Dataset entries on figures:
>> BEGIN
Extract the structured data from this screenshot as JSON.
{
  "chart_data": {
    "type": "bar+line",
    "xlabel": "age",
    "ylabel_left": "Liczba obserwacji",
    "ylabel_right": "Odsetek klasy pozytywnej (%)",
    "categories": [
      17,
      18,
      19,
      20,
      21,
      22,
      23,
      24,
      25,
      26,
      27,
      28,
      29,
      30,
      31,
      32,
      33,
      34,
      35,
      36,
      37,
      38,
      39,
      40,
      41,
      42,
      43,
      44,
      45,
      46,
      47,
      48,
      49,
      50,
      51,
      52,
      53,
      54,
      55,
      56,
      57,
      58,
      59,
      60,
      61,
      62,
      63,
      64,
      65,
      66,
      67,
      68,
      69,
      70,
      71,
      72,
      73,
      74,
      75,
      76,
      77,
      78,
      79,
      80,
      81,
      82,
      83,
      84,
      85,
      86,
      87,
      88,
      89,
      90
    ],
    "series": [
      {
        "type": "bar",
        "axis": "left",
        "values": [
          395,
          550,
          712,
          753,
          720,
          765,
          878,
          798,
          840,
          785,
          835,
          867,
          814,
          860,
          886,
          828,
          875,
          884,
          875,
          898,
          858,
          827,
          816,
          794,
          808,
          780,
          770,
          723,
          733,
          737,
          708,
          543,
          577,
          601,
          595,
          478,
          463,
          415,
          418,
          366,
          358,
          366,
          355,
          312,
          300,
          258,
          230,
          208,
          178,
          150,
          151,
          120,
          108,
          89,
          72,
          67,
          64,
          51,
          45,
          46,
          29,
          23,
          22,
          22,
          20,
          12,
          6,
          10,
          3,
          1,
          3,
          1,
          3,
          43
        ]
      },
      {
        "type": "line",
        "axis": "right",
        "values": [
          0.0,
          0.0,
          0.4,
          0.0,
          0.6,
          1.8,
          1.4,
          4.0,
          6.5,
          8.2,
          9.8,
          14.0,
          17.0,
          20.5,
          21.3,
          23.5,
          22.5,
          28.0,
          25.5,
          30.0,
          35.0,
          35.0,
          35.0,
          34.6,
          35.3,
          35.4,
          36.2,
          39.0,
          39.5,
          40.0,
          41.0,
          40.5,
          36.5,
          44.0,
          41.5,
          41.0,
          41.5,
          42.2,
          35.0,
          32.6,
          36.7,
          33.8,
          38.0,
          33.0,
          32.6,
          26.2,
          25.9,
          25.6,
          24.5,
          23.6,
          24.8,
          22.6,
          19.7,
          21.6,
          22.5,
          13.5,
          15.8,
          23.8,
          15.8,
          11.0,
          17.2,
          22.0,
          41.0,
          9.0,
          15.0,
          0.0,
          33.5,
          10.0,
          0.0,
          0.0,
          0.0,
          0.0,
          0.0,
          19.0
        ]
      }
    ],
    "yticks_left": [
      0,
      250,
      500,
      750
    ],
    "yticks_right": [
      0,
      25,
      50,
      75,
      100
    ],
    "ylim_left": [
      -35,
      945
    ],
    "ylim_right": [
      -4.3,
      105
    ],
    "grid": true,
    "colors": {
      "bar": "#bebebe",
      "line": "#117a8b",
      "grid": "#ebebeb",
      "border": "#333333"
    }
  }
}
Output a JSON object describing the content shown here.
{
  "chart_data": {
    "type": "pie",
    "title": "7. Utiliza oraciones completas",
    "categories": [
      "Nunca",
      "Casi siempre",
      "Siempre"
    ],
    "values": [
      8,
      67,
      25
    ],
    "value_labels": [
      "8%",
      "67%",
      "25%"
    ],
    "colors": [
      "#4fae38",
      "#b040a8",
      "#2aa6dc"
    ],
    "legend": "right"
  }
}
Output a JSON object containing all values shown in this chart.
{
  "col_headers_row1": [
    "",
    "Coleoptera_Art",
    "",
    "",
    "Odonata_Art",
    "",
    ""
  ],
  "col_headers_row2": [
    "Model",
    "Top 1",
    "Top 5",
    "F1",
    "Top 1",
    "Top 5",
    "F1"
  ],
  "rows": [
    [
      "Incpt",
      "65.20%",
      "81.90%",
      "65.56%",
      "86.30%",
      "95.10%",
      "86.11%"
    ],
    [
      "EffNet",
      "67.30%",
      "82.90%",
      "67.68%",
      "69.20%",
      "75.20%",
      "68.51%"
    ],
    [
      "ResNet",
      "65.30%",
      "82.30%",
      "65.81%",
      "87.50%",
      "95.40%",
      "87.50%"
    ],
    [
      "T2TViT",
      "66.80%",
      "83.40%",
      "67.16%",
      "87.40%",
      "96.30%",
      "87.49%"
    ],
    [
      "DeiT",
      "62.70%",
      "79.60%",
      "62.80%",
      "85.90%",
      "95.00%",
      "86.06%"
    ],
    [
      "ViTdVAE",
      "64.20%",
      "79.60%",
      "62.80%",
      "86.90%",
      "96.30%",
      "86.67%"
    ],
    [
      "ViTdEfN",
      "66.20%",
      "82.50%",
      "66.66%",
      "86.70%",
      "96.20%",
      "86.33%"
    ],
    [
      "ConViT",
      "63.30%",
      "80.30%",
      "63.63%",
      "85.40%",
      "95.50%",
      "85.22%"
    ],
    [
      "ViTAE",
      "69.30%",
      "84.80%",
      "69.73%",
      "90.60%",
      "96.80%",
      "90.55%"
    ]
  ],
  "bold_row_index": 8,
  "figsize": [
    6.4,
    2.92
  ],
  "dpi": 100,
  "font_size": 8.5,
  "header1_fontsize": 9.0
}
>> END
Transcribe the full listing above without leaving anything out.

Extract the structured data from this screenshot as JSON.
{
  "chart_data": {
    "type": "bar+line",
    "xlabel": "age",
    "ylabel_left": "Liczba obserwacji",
    "ylabel_right": "Odsetek klasy pozytywnej (%)",
    "categories": [
      17,
      18,
      19,
      20,
      21,
      22,
      23,
      24,
      25,
      26,
      27,
      28,
      29,
      30,
      31,
      32,
      33,
      34,
      35,
      36,
      37,
      38,
      39,
      40,
      41,
      42,
      43,
      44,
      45,
      46,
      47,
      48,
      49,
      50,
      51,
      52,
      53,
      54,
      55,
      56,
      57,
      58,
      59,
      60,
      61,
      62,
      63,
      64,
      65,
      66,
      67,
      68,
      69,
      70,
      71,
      72,
      73,
      74,
      75,
      76,
      77,
      78,
      79,
      80,
      81,
      82,
      83,
      84,
      85,
      86,
      87,
      88,
      89,
      90
    ],
    "series": [
      {
        "type": "bar",
        "axis": "left",
        "values": [
          395,
          550,
          712,
          753,
          720,
          765,
          878,
          798,
          840,
          785,
          835,
          867,
          814,
          860,
          886,
          828,
          875,
          884,
          875,
          898,
          858,
          827,
          816,
          794,
          808,
          780,
          770,
          723,
          733,
          737,
          708,
          543,
          577,
          601,
          595,
          478,
          463,
          415,
          418,
          366,
          358,
          366,
          355,
          312,
          300,
          258,
          230,
          208,
          178,
          150,
          151,
          120,
          108,
          89,
          72,
          67,
          64,
          51,
          45,
          46,
          29,
          23,
          22,
          22,
          20,
          12,
          6,
          10,
          3,
          1,
          3,
          1,
          3,
          43
        ]
      },
      {
        "type": "line",
        "axis": "right",
        "values": [
          0.0,
          0.0,
          0.4,
          0.0,
          0.6,
          1.8,
          1.4,
          4.0,
          6.5,
          8.2,
          9.8,
          14.0,
          17.0,
          20.5,
          21.3,
          23.5,
          22.5,
          28.0,
          25.5,
          30.0,
          35.0,
          35.0,
          35.0,
          34.6,
          35.3,
          35.4,
          36.2,
          39.0,
          39.5,
          40.0,
          41.0,
          40.5,
          36.5,
          44.0,
          41.5,
          41.0,
          41.5,
          42.2,
          35.0,
          32.6,
          36.7,
          33.8,
          38.0,
          33.0,
          32.6,
          26.2,
          25.9,
          25.6,
          24.5,
          23.6,
          24.8,
          22.6,
          19.7,
          21.6,
          22.5,
          13.5,
          15.8,
          23.8,
          15.8,
          11.0,
          17.2,
          22.0,
          41.0,
          9.0,
          15.0,
          0.0,
          33.5,
          10.0,
          0.0,
          0.0,
          0.0,
          0.0,
          0.0,
          19.0
        ]
      }
    ],
    "yticks_left": [
      0,
      250,
      500,
      750
    ],
    "yticks_right": [
      0,
      25,
      50,
      75,
      100
    ],
    "ylim_left": [
      -35,
      945
    ],
    "ylim_right": [
      -4.3,
      105
    ],
    "grid": true,
    "colors": {
      "bar": "#bebebe",
      "line": "#117a8b",
      "grid": "#ebebeb",
      "border": "#333333"
    }
  }
}
Output a JSON object describing the content shown here.
{
  "chart_data": {
    "type": "pie",
    "title": "7. Utiliza oraciones completas",
    "categories": [
      "Nunca",
      "Casi siempre",
      "Siempre"
    ],
    "values": [
      8,
      67,
      25
    ],
    "value_labels": [
      "8%",
      "67%",
      "25%"
    ],
    "colors": [
      "#4fae38",
      "#b040a8",
      "#2aa6dc"
    ],
    "legend": "right"
  }
}
Output a JSON object containing all values shown in this chart.
{
  "col_headers_row1": [
    "",
    "Coleoptera_Art",
    "",
    "",
    "Odonata_Art",
    "",
    ""
  ],
  "col_headers_row2": [
    "Model",
    "Top 1",
    "Top 5",
    "F1",
    "Top 1",
    "Top 5",
    "F1"
  ],
  "rows": [
    [
      "Incpt",
      "65.20%",
      "81.90%",
      "65.56%",
      "86.30%",
      "95.10%",
      "86.11%"
    ],
    [
      "EffNet",
      "67.30%",
      "82.90%",
      "67.68%",
      "69.20%",
      "75.20%",
      "68.51%"
    ],
    [
      "ResNet",
      "65.30%",
      "82.30%",
      "65.81%",
      "87.50%",
      "95.40%",
      "87.50%"
    ],
    [
      "T2TViT",
      "66.80%",
      "83.40%",
      "67.16%",
      "87.40%",
      "96.30%",
      "87.49%"
    ],
    [
      "DeiT",
      "62.70%",
      "79.60%",
      "62.80%",
      "85.90%",
      "95.00%",
      "86.06%"
    ],
    [
      "ViTdVAE",
      "64.20%",
      "79.60%",
      "62.80%",
      "86.90%",
      "96.30%",
      "86.67%"
    ],
    [
      "ViTdEfN",
      "66.20%",
      "82.50%",
      "66.66%",
      "86.70%",
      "96.20%",
      "86.33%"
    ],
    [
      "ConViT",
      "63.30%",
      "80.30%",
      "63.63%",
      "85.40%",
      "95.50%",
      "85.22%"
    ],
    [
      "ViTAE",
      "69.30%",
      "84.80%",
      "69.73%",
      "90.60%",
      "96.80%",
      "90.55%"
    ]
  ],
  "bold_row_index": 8,
  "figsize": [
    6.4,
    2.92
  ],
  "dpi": 100,
  "font_size": 8.5,
  "header1_fontsize": 9.0
}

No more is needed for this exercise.